## Given request
Pictures do not belong in the copy; restate the records below word for word.

== Rows

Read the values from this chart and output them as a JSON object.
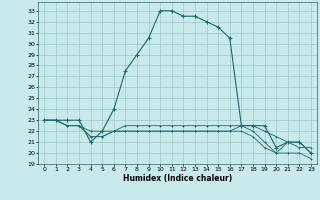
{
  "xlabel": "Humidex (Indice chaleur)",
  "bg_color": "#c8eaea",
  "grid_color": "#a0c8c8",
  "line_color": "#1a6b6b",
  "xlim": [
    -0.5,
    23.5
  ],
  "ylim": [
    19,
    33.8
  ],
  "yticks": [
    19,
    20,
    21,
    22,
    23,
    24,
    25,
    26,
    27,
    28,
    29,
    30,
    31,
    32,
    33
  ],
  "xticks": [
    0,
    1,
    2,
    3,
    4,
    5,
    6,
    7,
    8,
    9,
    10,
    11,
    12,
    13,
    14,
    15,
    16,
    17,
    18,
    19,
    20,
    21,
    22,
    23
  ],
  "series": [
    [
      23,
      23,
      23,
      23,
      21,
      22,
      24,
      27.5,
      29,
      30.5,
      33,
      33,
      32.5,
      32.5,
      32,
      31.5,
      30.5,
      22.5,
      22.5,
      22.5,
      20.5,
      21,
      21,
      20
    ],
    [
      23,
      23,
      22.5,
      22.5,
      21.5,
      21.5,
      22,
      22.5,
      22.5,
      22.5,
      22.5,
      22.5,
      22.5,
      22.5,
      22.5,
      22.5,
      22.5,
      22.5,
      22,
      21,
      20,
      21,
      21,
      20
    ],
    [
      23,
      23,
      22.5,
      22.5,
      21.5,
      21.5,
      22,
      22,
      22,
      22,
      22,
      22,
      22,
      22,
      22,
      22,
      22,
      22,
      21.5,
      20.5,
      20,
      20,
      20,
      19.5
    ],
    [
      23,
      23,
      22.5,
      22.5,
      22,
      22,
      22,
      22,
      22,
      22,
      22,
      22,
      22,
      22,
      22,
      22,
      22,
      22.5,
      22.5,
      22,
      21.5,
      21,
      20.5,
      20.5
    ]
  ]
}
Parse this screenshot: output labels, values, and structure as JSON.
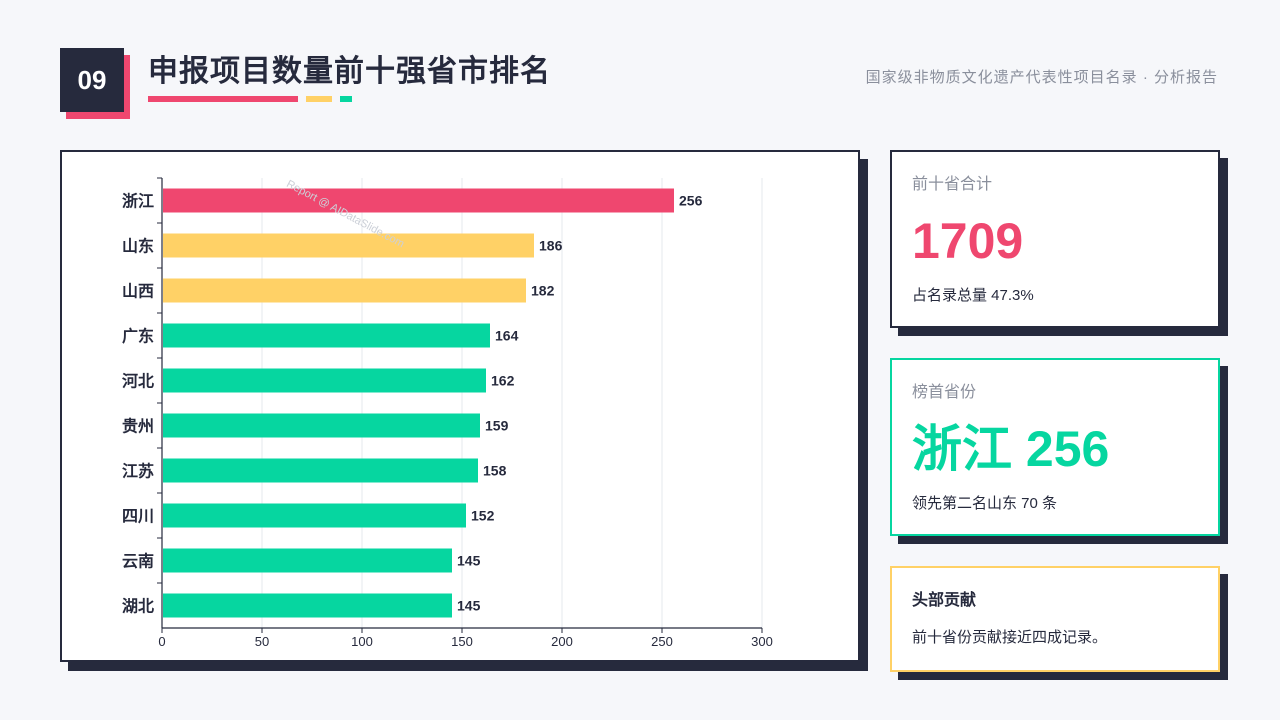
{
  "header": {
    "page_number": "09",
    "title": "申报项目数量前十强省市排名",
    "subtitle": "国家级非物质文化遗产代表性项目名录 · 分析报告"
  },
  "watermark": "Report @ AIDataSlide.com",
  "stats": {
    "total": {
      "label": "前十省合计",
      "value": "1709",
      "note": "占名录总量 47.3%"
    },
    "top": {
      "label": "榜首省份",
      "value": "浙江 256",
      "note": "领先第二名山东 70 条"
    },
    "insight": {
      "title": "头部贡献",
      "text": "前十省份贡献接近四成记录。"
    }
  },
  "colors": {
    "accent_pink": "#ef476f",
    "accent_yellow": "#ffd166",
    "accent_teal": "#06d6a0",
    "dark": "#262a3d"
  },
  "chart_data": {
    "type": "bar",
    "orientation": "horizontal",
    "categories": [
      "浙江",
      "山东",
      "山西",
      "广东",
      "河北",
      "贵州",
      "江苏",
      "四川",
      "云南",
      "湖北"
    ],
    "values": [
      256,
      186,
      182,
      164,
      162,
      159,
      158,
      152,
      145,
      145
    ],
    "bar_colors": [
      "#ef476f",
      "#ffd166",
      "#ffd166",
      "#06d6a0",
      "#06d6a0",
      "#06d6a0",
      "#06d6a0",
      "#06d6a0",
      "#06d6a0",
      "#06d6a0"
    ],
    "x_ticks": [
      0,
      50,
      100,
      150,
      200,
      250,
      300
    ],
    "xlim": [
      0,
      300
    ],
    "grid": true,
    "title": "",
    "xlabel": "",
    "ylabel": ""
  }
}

====

## Task result
Read the values from this chart and output them as a JSON object.
{
  "xlabel": "Humidex (Indice chaleur)",
  "bg_color": "#c8eaea",
  "grid_color": "#a0c8c8",
  "line_color": "#1a6b6b",
  "xlim": [
    -0.5,
    23.5
  ],
  "ylim": [
    19,
    33.8
  ],
  "yticks": [
    19,
    20,
    21,
    22,
    23,
    24,
    25,
    26,
    27,
    28,
    29,
    30,
    31,
    32,
    33
  ],
  "xticks": [
    0,
    1,
    2,
    3,
    4,
    5,
    6,
    7,
    8,
    9,
    10,
    11,
    12,
    13,
    14,
    15,
    16,
    17,
    18,
    19,
    20,
    21,
    22,
    23
  ],
  "series": [
    [
      23,
      23,
      23,
      23,
      21,
      22,
      24,
      27.5,
      29,
      30.5,
      33,
      33,
      32.5,
      32.5,
      32,
      31.5,
      30.5,
      22.5,
      22.5,
      22.5,
      20.5,
      21,
      21,
      20
    ],
    [
      23,
      23,
      22.5,
      22.5,
      21.5,
      21.5,
      22,
      22.5,
      22.5,
      22.5,
      22.5,
      22.5,
      22.5,
      22.5,
      22.5,
      22.5,
      22.5,
      22.5,
      22,
      21,
      20,
      21,
      21,
      20
    ],
    [
      23,
      23,
      22.5,
      22.5,
      21.5,
      21.5,
      22,
      22,
      22,
      22,
      22,
      22,
      22,
      22,
      22,
      22,
      22,
      22,
      21.5,
      20.5,
      20,
      20,
      20,
      19.5
    ],
    [
      23,
      23,
      22.5,
      22.5,
      22,
      22,
      22,
      22,
      22,
      22,
      22,
      22,
      22,
      22,
      22,
      22,
      22,
      22.5,
      22.5,
      22,
      21.5,
      21,
      20.5,
      20.5
    ]
  ]
}
Parse this screenshot: output labels, values, and structure as JSON.
{
  "header": {
    "page_number": "09",
    "title": "申报项目数量前十强省市排名",
    "subtitle": "国家级非物质文化遗产代表性项目名录 · 分析报告"
  },
  "watermark": "Report @ AIDataSlide.com",
  "stats": {
    "total": {
      "label": "前十省合计",
      "value": "1709",
      "note": "占名录总量 47.3%"
    },
    "top": {
      "label": "榜首省份",
      "value": "浙江 256",
      "note": "领先第二名山东 70 条"
    },
    "insight": {
      "title": "头部贡献",
      "text": "前十省份贡献接近四成记录。"
    }
  },
  "colors": {
    "accent_pink": "#ef476f",
    "accent_yellow": "#ffd166",
    "accent_teal": "#06d6a0",
    "dark": "#262a3d"
  },
  "chart_data": {
    "type": "bar",
    "orientation": "horizontal",
    "categories": [
      "浙江",
      "山东",
      "山西",
      "广东",
      "河北",
      "贵州",
      "江苏",
      "四川",
      "云南",
      "湖北"
    ],
    "values": [
      256,
      186,
      182,
      164,
      162,
      159,
      158,
      152,
      145,
      145
    ],
    "bar_colors": [
      "#ef476f",
      "#ffd166",
      "#ffd166",
      "#06d6a0",
      "#06d6a0",
      "#06d6a0",
      "#06d6a0",
      "#06d6a0",
      "#06d6a0",
      "#06d6a0"
    ],
    "x_ticks": [
      0,
      50,
      100,
      150,
      200,
      250,
      300
    ],
    "xlim": [
      0,
      300
    ],
    "grid": true,
    "title": "",
    "xlabel": "",
    "ylabel": ""
  }
}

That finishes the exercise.